Schiff, who became a hero to many Democratic voters when he led the first impeachment trial of former president Donald Trump, easily notched one of the general election slots after spending more than $39 million and locking down the support of much of the state’s Democratic establishment, including former House speaker Nancy Pelosi. Under California’s jungle primary system, the top two vote-getters in Tuesday’s election advanced to the general election regardless of party.

The race took an unpredictable turn in the final weeks when Schiff and his allies spent more than $11 million on ads that elevated the profile of Garvey, who played first base for the Los Angeles Dodgers and the San Diego Padres in the 1970s and 1980s. Facing millions of dollars in spending against her, Rep. Katie Porter slid into third in some polls behind Schiff and Garvey.

Turnout was low leading up to Election Day based on the number of ballots that had been returned in key counties, and officials will accept ballots that are postmarked on Election Day as long as they are received within seven days, so it could be a while before the tallies are final.
= = = =
TASKS AND EXERCISES:
**a)** Using the California primary passage, decide whether each statement agrees with it: (i) Schiff spent more than $39 million; (ii) Garvey played first base for the Los Angeles Dodgers and the New York Yankees; (iii) ballots postmarked on Election Day will be accepted if they arrive within ten days. Give yes or no for each, quoting the deciding words.
**b)** Write the next part of the California primary passage, picking up after its final sentence.

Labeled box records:
= = = =
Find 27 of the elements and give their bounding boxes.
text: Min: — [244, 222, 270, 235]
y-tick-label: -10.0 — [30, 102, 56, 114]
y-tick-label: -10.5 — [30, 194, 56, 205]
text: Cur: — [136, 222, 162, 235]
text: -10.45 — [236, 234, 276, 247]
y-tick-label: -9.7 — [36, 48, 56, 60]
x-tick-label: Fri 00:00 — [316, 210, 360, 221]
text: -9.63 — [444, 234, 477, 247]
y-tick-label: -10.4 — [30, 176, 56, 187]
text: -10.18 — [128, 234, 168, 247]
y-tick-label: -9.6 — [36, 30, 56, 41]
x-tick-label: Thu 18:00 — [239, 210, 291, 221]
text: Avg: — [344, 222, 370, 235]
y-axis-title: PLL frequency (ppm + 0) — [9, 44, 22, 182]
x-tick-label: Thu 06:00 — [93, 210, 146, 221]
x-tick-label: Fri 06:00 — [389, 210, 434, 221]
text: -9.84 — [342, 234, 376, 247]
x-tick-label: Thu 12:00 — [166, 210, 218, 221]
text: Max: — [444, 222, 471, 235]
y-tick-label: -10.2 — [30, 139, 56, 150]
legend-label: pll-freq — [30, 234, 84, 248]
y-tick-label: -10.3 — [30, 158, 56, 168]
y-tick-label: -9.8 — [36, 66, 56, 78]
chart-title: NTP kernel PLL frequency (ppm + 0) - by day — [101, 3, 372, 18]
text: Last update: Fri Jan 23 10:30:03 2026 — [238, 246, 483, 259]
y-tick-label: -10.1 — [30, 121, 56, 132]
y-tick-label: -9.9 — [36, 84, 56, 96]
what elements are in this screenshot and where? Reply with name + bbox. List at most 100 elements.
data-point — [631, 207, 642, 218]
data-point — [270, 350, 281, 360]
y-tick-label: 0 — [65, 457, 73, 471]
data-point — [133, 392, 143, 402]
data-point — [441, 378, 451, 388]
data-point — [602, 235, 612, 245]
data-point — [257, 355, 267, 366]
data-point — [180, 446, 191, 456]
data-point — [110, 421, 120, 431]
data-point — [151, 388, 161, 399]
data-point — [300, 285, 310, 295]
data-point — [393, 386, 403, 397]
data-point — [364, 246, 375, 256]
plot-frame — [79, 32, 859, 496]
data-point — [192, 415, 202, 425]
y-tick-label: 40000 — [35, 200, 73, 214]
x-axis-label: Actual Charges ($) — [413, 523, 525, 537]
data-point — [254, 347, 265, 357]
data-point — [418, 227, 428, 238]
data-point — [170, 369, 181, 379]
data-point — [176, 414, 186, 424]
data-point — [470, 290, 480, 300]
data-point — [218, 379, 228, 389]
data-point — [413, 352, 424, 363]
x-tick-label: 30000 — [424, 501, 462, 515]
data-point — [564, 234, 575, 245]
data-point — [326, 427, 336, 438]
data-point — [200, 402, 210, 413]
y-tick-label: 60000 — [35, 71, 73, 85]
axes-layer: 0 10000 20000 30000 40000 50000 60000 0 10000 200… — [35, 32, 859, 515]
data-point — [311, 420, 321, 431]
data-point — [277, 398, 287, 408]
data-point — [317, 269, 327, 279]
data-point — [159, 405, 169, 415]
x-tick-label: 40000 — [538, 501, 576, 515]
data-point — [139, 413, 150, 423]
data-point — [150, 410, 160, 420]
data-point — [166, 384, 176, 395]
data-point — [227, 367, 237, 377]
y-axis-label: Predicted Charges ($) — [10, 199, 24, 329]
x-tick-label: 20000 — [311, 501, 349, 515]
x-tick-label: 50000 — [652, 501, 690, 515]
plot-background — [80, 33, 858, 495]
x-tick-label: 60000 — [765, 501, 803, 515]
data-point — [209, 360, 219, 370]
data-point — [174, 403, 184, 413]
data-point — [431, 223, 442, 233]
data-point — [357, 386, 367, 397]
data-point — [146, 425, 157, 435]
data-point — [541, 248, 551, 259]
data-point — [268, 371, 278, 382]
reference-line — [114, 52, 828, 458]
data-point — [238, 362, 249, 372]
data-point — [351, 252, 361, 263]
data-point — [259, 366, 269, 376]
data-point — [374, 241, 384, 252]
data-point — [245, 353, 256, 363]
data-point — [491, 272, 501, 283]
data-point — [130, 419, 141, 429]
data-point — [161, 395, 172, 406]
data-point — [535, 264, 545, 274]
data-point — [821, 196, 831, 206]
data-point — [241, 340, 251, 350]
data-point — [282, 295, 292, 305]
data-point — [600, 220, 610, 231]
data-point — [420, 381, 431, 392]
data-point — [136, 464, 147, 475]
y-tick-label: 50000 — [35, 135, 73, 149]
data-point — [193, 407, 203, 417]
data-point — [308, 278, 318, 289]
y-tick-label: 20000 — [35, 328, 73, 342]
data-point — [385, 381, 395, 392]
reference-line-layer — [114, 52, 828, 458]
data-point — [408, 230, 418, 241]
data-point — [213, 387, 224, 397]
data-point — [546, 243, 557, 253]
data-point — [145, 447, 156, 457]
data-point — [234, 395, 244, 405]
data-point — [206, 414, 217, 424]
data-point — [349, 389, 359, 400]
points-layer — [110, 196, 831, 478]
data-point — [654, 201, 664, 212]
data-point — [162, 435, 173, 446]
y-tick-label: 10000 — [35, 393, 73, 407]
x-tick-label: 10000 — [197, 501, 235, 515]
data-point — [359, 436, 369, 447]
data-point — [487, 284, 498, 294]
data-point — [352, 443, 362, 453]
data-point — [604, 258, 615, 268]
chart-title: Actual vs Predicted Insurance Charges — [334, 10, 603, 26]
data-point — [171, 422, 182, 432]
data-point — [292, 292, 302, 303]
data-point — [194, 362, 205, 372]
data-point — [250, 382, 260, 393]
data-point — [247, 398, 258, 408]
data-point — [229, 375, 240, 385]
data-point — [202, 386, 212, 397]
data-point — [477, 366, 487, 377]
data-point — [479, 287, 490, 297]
= = = =
ANSWERS FOR THIS EXERCISE:
**a)**
(i) Yes: "after spending more than $39 million"
(ii) No: "played first base for the Los Angeles Dodgers and the San Diego Padres"
(iii) No: "as long as they are received within seven days"

**b)**
In a state where Republicans compose less than a quarter of the electorate, Schiff’s campaign took advantage of the fact that Democratic voters were splitting their vote in the three-way race among him, Porter and Rep. Barbara Lee. His ads framing Garvey as a conservative Republican who had voted for Trump twice allowed the former baseball player to quickly consolidate GOP support without spending any of his own money on television ads.

Porter, a law professor who gained national prominence wielding her whiteboard and black marker as she interrogated corporate CEOs in congressional hearings, had long been expected to face Schiff in November. But Schiff’s allies viewed Garvey — who had barely campaigned or revealed details about his policy agenda — as a much weaker opponent in November.

On Tuesday night, Garvey argued that his campaign is being underestimated and that he would have broad appeal to California voters who are tired of dysfunction in Washington.

“My opponent has been advertising that he wants me,” Garvey said of Schiff. “He’s mistaking kindness for weakness. I would suggest that he keep in mind that old saying: Be careful what you ask for.”

“When I stepped on the field for the Dodgers and the Padres, I didn’t play for Democrats or Republicans or independents, I played for all the fans. And tonight, I am running for all the people,” Garvey said.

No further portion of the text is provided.